◆ Supplied data
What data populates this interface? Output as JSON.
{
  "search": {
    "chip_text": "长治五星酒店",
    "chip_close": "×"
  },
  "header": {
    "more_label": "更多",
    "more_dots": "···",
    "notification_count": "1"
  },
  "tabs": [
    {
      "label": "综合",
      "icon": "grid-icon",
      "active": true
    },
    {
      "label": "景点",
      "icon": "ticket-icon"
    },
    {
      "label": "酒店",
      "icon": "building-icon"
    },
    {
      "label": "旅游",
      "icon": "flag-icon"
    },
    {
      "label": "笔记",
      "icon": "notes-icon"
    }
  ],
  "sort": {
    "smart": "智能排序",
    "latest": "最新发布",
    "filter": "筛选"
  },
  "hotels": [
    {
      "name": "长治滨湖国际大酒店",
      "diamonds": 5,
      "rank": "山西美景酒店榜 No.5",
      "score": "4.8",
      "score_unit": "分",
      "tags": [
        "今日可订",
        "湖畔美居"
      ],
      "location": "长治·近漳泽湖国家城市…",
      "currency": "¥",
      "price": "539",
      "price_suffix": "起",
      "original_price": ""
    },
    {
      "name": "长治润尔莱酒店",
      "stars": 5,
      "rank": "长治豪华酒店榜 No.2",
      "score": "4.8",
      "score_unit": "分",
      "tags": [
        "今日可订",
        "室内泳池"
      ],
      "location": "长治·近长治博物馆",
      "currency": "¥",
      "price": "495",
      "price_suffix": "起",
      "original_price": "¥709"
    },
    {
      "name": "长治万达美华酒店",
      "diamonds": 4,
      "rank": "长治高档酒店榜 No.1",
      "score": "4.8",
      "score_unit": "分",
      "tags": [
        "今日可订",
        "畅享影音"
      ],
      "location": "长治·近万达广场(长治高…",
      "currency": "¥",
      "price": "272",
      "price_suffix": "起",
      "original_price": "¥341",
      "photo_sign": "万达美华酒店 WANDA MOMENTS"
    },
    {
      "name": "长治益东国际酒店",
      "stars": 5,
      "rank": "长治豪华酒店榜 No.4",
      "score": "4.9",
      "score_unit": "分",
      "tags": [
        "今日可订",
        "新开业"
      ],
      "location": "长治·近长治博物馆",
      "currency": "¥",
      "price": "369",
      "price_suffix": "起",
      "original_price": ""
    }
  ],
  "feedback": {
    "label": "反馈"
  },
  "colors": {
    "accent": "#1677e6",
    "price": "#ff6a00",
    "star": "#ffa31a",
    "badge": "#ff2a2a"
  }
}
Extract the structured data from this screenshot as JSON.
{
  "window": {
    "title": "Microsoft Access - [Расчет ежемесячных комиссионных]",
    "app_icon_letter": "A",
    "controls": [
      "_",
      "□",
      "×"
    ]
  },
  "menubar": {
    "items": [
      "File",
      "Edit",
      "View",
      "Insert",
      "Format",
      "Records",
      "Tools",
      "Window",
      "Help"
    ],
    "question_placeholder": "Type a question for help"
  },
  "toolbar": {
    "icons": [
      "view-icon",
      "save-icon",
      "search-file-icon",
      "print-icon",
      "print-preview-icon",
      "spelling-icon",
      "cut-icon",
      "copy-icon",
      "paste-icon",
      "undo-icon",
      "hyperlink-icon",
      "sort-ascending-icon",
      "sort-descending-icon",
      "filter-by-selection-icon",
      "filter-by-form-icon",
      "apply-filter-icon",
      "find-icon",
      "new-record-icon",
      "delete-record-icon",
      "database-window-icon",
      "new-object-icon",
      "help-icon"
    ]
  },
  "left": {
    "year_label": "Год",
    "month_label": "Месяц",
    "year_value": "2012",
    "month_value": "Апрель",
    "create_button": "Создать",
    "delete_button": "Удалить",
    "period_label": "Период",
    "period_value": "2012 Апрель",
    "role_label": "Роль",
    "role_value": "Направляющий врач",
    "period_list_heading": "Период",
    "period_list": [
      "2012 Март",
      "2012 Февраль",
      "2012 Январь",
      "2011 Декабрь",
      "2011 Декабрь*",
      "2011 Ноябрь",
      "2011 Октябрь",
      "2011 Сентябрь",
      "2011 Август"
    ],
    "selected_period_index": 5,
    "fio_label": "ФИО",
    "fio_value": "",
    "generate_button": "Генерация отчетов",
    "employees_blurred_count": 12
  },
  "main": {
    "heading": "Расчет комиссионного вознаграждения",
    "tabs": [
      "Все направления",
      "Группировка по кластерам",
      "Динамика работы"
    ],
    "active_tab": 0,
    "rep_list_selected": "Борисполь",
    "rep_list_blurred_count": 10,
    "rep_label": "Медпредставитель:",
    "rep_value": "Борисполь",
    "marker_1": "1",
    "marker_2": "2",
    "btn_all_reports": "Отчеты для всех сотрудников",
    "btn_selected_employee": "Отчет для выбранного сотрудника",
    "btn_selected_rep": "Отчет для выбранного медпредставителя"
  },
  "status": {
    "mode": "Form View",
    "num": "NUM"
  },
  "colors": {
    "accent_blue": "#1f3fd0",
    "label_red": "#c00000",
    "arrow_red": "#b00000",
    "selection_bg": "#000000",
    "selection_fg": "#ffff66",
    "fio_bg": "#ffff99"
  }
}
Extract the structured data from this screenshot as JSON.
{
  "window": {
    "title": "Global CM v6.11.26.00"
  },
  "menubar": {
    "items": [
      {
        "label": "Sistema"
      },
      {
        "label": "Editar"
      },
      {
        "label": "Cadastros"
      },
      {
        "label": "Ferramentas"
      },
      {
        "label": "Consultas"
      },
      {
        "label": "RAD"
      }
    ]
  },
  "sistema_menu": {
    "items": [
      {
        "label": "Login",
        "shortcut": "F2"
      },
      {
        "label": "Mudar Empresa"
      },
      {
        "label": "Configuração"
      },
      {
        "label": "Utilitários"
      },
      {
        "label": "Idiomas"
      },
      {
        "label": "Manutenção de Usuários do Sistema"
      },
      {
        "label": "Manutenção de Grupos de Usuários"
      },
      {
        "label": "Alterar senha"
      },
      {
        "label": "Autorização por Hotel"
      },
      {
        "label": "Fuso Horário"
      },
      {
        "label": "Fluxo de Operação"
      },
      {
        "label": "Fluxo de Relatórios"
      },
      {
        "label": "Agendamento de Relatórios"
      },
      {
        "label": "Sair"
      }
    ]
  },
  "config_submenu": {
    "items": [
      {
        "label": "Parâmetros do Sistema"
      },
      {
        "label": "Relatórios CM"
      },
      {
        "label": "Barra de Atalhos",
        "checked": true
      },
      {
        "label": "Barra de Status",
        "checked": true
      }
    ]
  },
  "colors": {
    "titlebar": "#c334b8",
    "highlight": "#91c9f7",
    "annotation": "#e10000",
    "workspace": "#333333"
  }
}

◆ Exercise prompt
Your task is to quote all of the data word for word.

◆ Solution to the exercise
What data populates this interface? Output as JSON.
{
  "search": {
    "chip_text": "长治五星酒店",
    "chip_close": "×"
  },
  "header": {
    "more_label": "更多",
    "more_dots": "···",
    "notification_count": "1"
  },
  "tabs": [
    {
      "label": "综合",
      "icon": "grid-icon",
      "active": true
    },
    {
      "label": "景点",
      "icon": "ticket-icon"
    },
    {
      "label": "酒店",
      "icon": "building-icon"
    },
    {
      "label": "旅游",
      "icon": "flag-icon"
    },
    {
      "label": "笔记",
      "icon": "notes-icon"
    }
  ],
  "sort": {
    "smart": "智能排序",
    "latest": "最新发布",
    "filter": "筛选"
  },
  "hotels": [
    {
      "name": "长治滨湖国际大酒店",
      "diamonds": 5,
      "rank": "山西美景酒店榜 No.5",
      "score": "4.8",
      "score_unit": "分",
      "tags": [
        "今日可订",
        "湖畔美居"
      ],
      "location": "长治·近漳泽湖国家城市…",
      "currency": "¥",
      "price": "539",
      "price_suffix": "起",
      "original_price": ""
    },
    {
      "name": "长治润尔莱酒店",
      "stars": 5,
      "rank": "长治豪华酒店榜 No.2",
      "score": "4.8",
      "score_unit": "分",
      "tags": [
        "今日可订",
        "室内泳池"
      ],
      "location": "长治·近长治博物馆",
      "currency": "¥",
      "price": "495",
      "price_suffix": "起",
      "original_price": "¥709"
    },
    {
      "name": "长治万达美华酒店",
      "diamonds": 4,
      "rank": "长治高档酒店榜 No.1",
      "score": "4.8",
      "score_unit": "分",
      "tags": [
        "今日可订",
        "畅享影音"
      ],
      "location": "长治·近万达广场(长治高…",
      "currency": "¥",
      "price": "272",
      "price_suffix": "起",
      "original_price": "¥341",
      "photo_sign": "万达美华酒店 WANDA MOMENTS"
    },
    {
      "name": "长治益东国际酒店",
      "stars": 5,
      "rank": "长治豪华酒店榜 No.4",
      "score": "4.9",
      "score_unit": "分",
      "tags": [
        "今日可订",
        "新开业"
      ],
      "location": "长治·近长治博物馆",
      "currency": "¥",
      "price": "369",
      "price_suffix": "起",
      "original_price": ""
    }
  ],
  "feedback": {
    "label": "反馈"
  },
  "colors": {
    "accent": "#1677e6",
    "price": "#ff6a00",
    "star": "#ffa31a",
    "badge": "#ff2a2a"
  }
}
Extract the structured data from this screenshot as JSON.
{
  "window": {
    "title": "Microsoft Access - [Расчет ежемесячных комиссионных]",
    "app_icon_letter": "A",
    "controls": [
      "_",
      "□",
      "×"
    ]
  },
  "menubar": {
    "items": [
      "File",
      "Edit",
      "View",
      "Insert",
      "Format",
      "Records",
      "Tools",
      "Window",
      "Help"
    ],
    "question_placeholder": "Type a question for help"
  },
  "toolbar": {
    "icons": [
      "view-icon",
      "save-icon",
      "search-file-icon",
      "print-icon",
      "print-preview-icon",
      "spelling-icon",
      "cut-icon",
      "copy-icon",
      "paste-icon",
      "undo-icon",
      "hyperlink-icon",
      "sort-ascending-icon",
      "sort-descending-icon",
      "filter-by-selection-icon",
      "filter-by-form-icon",
      "apply-filter-icon",
      "find-icon",
      "new-record-icon",
      "delete-record-icon",
      "database-window-icon",
      "new-object-icon",
      "help-icon"
    ]
  },
  "left": {
    "year_label": "Год",
    "month_label": "Месяц",
    "year_value": "2012",
    "month_value": "Апрель",
    "create_button": "Создать",
    "delete_button": "Удалить",
    "period_label": "Период",
    "period_value": "2012 Апрель",
    "role_label": "Роль",
    "role_value": "Направляющий врач",
    "period_list_heading": "Период",
    "period_list": [
      "2012 Март",
      "2012 Февраль",
      "2012 Январь",
      "2011 Декабрь",
      "2011 Декабрь*",
      "2011 Ноябрь",
      "2011 Октябрь",
      "2011 Сентябрь",
      "2011 Август"
    ],
    "selected_period_index": 5,
    "fio_label": "ФИО",
    "fio_value": "",
    "generate_button": "Генерация отчетов",
    "employees_blurred_count": 12
  },
  "main": {
    "heading": "Расчет комиссионного вознаграждения",
    "tabs": [
      "Все направления",
      "Группировка по кластерам",
      "Динамика работы"
    ],
    "active_tab": 0,
    "rep_list_selected": "Борисполь",
    "rep_list_blurred_count": 10,
    "rep_label": "Медпредставитель:",
    "rep_value": "Борисполь",
    "marker_1": "1",
    "marker_2": "2",
    "btn_all_reports": "Отчеты для всех сотрудников",
    "btn_selected_employee": "Отчет для выбранного сотрудника",
    "btn_selected_rep": "Отчет для выбранного медпредставителя"
  },
  "status": {
    "mode": "Form View",
    "num": "NUM"
  },
  "colors": {
    "accent_blue": "#1f3fd0",
    "label_red": "#c00000",
    "arrow_red": "#b00000",
    "selection_bg": "#000000",
    "selection_fg": "#ffff66",
    "fio_bg": "#ffff99"
  }
}
Extract the structured data from this screenshot as JSON.
{
  "window": {
    "title": "Global CM v6.11.26.00"
  },
  "menubar": {
    "items": [
      {
        "label": "Sistema"
      },
      {
        "label": "Editar"
      },
      {
        "label": "Cadastros"
      },
      {
        "label": "Ferramentas"
      },
      {
        "label": "Consultas"
      },
      {
        "label": "RAD"
      }
    ]
  },
  "sistema_menu": {
    "items": [
      {
        "label": "Login",
        "shortcut": "F2"
      },
      {
        "label": "Mudar Empresa"
      },
      {
        "label": "Configuração"
      },
      {
        "label": "Utilitários"
      },
      {
        "label": "Idiomas"
      },
      {
        "label": "Manutenção de Usuários do Sistema"
      },
      {
        "label": "Manutenção de Grupos de Usuários"
      },
      {
        "label": "Alterar senha"
      },
      {
        "label": "Autorização por Hotel"
      },
      {
        "label": "Fuso Horário"
      },
      {
        "label": "Fluxo de Operação"
      },
      {
        "label": "Fluxo de Relatórios"
      },
      {
        "label": "Agendamento de Relatórios"
      },
      {
        "label": "Sair"
      }
    ]
  },
  "config_submenu": {
    "items": [
      {
        "label": "Parâmetros do Sistema"
      },
      {
        "label": "Relatórios CM"
      },
      {
        "label": "Barra de Atalhos",
        "checked": true
      },
      {
        "label": "Barra de Status",
        "checked": true
      }
    ]
  },
  "colors": {
    "titlebar": "#c334b8",
    "highlight": "#91c9f7",
    "annotation": "#e10000",
    "workspace": "#333333"
  }
}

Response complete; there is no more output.